Material for this exercise:

-----

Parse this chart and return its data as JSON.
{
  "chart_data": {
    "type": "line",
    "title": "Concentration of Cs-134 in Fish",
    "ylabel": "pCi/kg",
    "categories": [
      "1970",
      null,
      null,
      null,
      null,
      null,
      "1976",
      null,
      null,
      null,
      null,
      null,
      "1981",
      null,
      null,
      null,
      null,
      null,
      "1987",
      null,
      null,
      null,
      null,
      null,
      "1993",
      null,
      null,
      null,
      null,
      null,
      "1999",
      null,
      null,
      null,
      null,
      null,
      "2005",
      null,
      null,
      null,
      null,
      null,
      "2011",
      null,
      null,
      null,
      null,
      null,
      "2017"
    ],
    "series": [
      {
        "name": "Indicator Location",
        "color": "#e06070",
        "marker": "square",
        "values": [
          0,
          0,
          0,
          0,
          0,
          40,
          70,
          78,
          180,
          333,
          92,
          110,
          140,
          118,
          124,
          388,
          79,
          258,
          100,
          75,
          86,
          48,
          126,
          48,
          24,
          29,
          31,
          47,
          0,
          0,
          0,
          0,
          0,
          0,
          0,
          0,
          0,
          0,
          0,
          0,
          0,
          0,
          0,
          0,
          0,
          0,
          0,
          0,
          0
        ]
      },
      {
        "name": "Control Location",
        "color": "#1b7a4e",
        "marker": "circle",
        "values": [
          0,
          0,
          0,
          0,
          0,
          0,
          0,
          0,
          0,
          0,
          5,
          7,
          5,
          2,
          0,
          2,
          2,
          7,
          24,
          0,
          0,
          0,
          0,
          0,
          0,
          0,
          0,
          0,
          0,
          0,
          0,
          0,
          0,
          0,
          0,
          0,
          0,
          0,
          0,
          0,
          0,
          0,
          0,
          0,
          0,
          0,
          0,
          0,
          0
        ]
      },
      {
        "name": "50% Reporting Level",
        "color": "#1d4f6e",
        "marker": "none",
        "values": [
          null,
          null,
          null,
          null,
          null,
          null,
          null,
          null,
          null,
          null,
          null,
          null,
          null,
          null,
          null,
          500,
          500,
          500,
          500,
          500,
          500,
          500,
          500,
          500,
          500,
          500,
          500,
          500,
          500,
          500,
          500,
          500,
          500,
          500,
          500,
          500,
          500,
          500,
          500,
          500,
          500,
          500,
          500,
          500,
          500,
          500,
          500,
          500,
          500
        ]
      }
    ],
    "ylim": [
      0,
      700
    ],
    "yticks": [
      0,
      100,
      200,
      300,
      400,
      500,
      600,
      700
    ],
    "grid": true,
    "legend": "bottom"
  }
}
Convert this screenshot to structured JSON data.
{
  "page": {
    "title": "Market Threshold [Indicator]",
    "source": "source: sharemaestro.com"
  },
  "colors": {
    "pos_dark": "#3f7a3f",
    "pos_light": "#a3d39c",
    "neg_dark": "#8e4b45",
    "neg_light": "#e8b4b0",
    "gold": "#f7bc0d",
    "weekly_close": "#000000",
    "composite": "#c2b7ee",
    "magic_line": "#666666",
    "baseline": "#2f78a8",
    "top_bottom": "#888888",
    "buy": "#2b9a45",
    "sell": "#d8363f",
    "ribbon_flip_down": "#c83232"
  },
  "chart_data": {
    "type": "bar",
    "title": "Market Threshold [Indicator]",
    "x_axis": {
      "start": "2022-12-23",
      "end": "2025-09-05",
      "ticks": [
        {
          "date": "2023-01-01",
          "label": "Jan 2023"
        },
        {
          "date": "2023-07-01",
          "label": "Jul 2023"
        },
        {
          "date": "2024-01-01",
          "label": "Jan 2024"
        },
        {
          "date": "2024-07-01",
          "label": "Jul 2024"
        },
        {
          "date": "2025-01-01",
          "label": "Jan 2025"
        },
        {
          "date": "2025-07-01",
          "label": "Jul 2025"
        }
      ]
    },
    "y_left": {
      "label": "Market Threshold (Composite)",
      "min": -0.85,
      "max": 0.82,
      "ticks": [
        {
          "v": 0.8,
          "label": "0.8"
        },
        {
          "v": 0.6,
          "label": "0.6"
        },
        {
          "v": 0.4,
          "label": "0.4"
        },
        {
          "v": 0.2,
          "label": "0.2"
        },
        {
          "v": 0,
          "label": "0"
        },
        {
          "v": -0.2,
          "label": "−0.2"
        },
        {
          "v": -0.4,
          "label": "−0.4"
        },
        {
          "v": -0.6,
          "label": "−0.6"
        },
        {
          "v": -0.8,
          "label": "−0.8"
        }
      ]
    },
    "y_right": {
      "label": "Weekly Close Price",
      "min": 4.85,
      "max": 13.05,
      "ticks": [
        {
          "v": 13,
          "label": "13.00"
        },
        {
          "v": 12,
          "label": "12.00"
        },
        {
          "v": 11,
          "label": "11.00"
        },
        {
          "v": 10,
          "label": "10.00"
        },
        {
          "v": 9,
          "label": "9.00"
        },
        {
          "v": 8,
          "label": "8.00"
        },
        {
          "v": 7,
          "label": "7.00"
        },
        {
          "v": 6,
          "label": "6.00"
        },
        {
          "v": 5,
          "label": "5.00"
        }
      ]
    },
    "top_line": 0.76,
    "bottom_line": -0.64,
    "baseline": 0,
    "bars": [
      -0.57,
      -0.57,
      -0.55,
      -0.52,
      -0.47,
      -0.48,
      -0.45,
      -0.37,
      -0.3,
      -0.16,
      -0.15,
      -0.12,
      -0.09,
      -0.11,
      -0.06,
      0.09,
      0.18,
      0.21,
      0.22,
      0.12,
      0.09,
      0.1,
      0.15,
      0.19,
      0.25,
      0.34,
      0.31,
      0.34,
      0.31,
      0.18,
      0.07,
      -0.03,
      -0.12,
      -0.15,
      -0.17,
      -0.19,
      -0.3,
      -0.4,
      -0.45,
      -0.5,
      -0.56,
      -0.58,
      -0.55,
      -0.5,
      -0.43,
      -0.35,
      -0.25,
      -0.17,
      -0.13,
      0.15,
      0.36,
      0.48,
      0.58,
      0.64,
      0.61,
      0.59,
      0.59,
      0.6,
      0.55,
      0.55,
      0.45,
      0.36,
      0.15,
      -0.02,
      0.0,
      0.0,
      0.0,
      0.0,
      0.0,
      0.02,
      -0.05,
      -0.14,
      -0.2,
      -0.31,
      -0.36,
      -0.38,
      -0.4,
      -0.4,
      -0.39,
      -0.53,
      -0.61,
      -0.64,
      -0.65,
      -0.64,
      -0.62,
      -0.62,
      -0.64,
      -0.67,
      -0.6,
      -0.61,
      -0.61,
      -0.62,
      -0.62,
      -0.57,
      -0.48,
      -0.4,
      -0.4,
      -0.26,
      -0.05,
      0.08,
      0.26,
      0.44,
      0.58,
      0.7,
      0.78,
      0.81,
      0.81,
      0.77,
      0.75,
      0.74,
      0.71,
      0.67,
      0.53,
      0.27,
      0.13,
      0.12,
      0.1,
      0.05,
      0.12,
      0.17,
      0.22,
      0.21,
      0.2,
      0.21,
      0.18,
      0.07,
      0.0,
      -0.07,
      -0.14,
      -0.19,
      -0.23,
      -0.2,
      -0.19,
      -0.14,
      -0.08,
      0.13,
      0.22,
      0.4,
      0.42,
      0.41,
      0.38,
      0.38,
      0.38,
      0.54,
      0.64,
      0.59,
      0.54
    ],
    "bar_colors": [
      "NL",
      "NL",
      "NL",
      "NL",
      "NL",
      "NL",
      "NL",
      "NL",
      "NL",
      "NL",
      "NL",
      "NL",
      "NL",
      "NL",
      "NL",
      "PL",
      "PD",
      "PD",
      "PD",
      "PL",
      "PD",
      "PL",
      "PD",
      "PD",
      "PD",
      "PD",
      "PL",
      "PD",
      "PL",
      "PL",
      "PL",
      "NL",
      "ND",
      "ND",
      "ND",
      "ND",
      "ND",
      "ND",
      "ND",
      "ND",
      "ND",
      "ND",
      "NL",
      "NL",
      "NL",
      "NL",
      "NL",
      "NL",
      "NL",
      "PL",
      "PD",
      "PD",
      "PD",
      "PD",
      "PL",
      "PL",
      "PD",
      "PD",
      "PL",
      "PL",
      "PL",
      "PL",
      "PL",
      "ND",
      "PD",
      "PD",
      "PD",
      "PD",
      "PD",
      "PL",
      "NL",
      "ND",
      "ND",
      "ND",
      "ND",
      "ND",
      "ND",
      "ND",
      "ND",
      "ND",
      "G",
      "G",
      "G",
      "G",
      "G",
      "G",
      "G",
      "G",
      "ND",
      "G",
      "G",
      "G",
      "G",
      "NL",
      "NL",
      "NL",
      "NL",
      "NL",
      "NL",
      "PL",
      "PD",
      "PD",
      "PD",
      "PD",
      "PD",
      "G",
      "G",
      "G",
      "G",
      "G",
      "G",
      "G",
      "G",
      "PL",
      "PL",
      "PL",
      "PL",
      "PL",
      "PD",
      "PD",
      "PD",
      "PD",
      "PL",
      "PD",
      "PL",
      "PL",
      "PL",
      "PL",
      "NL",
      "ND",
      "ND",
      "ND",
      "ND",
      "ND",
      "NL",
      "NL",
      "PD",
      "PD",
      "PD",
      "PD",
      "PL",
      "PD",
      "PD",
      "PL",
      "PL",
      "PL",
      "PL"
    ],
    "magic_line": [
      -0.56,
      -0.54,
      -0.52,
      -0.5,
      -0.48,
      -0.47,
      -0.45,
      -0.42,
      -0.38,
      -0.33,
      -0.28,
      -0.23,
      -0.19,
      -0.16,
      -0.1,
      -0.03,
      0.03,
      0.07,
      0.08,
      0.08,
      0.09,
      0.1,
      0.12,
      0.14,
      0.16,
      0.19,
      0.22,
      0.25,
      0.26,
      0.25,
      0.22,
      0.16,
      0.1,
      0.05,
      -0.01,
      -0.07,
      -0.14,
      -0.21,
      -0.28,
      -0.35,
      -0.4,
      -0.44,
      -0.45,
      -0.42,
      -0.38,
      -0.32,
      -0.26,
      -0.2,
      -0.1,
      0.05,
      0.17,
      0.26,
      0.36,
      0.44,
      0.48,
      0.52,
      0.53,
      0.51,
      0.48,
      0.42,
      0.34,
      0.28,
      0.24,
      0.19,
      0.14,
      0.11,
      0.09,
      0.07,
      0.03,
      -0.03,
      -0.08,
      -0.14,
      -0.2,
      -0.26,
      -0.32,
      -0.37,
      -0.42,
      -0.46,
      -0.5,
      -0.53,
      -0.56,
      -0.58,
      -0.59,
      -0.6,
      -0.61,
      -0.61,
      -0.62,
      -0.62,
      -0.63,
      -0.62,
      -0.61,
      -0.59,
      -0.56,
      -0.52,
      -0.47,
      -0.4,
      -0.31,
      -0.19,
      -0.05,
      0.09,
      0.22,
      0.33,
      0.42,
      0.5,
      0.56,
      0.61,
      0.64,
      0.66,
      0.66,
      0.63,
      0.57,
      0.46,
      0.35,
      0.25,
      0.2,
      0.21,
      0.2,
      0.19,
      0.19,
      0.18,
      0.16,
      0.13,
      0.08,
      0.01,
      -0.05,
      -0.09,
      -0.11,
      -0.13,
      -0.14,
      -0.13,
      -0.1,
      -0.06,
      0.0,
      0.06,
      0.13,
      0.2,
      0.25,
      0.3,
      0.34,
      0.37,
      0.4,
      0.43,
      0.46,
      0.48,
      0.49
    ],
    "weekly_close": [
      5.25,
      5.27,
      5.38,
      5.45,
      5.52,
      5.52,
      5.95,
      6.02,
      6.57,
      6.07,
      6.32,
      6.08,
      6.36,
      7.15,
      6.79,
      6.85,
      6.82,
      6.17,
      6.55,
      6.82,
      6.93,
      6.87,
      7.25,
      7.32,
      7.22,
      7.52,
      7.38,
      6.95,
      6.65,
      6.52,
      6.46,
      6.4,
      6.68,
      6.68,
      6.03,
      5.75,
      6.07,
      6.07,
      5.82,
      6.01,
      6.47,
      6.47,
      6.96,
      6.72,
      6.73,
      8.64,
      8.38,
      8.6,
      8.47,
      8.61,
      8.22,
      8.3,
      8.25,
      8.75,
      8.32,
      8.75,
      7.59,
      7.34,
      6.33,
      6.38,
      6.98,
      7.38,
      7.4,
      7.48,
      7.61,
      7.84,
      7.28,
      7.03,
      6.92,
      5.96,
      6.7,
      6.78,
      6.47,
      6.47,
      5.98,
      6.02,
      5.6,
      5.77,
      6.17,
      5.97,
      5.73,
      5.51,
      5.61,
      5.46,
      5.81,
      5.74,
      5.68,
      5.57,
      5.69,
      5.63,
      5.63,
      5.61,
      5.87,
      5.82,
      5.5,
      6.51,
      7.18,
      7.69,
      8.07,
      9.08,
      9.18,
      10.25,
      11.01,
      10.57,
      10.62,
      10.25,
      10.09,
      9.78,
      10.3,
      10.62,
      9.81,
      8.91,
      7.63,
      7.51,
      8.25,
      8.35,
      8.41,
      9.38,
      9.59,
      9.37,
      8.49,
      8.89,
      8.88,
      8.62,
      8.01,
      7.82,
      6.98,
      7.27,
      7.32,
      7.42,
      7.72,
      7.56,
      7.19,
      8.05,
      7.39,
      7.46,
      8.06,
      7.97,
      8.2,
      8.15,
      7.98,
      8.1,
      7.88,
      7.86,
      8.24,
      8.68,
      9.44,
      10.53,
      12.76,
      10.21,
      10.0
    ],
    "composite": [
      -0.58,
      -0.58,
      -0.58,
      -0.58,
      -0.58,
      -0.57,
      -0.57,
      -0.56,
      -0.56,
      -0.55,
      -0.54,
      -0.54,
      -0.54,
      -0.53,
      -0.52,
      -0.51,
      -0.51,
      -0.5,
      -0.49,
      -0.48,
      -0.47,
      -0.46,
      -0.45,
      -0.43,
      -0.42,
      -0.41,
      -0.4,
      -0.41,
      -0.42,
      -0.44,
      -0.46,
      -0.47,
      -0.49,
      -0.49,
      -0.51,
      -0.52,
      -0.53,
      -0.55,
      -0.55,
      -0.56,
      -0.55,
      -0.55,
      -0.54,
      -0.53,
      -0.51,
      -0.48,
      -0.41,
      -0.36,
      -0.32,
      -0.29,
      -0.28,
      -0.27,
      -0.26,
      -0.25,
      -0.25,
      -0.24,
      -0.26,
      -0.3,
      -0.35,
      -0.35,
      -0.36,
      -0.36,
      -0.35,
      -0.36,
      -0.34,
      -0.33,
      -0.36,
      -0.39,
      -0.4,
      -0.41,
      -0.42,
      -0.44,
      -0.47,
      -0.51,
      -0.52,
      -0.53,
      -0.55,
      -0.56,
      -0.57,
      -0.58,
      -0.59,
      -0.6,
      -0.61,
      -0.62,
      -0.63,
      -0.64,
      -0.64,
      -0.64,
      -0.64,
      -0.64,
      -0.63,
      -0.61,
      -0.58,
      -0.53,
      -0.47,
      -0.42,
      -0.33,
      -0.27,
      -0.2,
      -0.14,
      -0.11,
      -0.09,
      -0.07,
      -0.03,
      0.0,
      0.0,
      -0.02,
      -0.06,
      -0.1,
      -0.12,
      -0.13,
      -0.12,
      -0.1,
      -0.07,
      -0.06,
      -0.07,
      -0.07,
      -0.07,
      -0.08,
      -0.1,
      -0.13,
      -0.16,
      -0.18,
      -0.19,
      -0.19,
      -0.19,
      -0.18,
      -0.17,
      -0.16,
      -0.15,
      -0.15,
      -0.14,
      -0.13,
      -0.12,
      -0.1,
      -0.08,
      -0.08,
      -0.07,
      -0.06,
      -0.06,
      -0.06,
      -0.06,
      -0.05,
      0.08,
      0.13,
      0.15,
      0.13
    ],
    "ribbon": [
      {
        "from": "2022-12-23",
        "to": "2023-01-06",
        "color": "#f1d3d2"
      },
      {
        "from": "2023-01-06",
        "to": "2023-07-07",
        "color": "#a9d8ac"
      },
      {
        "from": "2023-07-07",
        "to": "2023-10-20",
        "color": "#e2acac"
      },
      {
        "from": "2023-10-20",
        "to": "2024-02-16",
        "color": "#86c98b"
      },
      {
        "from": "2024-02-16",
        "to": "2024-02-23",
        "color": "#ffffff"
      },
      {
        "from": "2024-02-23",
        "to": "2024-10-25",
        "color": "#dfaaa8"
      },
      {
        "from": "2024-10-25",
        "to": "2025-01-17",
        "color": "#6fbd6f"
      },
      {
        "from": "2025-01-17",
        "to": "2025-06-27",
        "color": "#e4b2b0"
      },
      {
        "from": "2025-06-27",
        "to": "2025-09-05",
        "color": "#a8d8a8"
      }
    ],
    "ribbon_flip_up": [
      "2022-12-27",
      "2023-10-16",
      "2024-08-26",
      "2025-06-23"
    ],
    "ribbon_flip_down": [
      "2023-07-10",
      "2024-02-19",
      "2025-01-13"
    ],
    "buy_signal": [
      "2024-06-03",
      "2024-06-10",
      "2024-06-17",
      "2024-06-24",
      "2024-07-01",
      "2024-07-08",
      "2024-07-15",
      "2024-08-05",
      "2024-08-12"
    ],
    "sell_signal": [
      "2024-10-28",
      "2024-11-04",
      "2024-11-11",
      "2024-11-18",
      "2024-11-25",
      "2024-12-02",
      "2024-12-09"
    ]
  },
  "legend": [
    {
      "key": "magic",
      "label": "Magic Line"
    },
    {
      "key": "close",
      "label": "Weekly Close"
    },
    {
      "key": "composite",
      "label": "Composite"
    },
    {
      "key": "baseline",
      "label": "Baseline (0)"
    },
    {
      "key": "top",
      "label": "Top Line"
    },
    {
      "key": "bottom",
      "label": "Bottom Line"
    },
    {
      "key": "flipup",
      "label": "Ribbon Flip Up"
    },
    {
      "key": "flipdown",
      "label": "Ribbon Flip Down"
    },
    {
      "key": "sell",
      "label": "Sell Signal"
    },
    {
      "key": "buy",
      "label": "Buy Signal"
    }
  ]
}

-----

Your objective: Identify the lines of the data that contain the word "marker". Copy each of them.

Reply:
        "marker": "square",
        "marker": "circle",
        "marker": "none",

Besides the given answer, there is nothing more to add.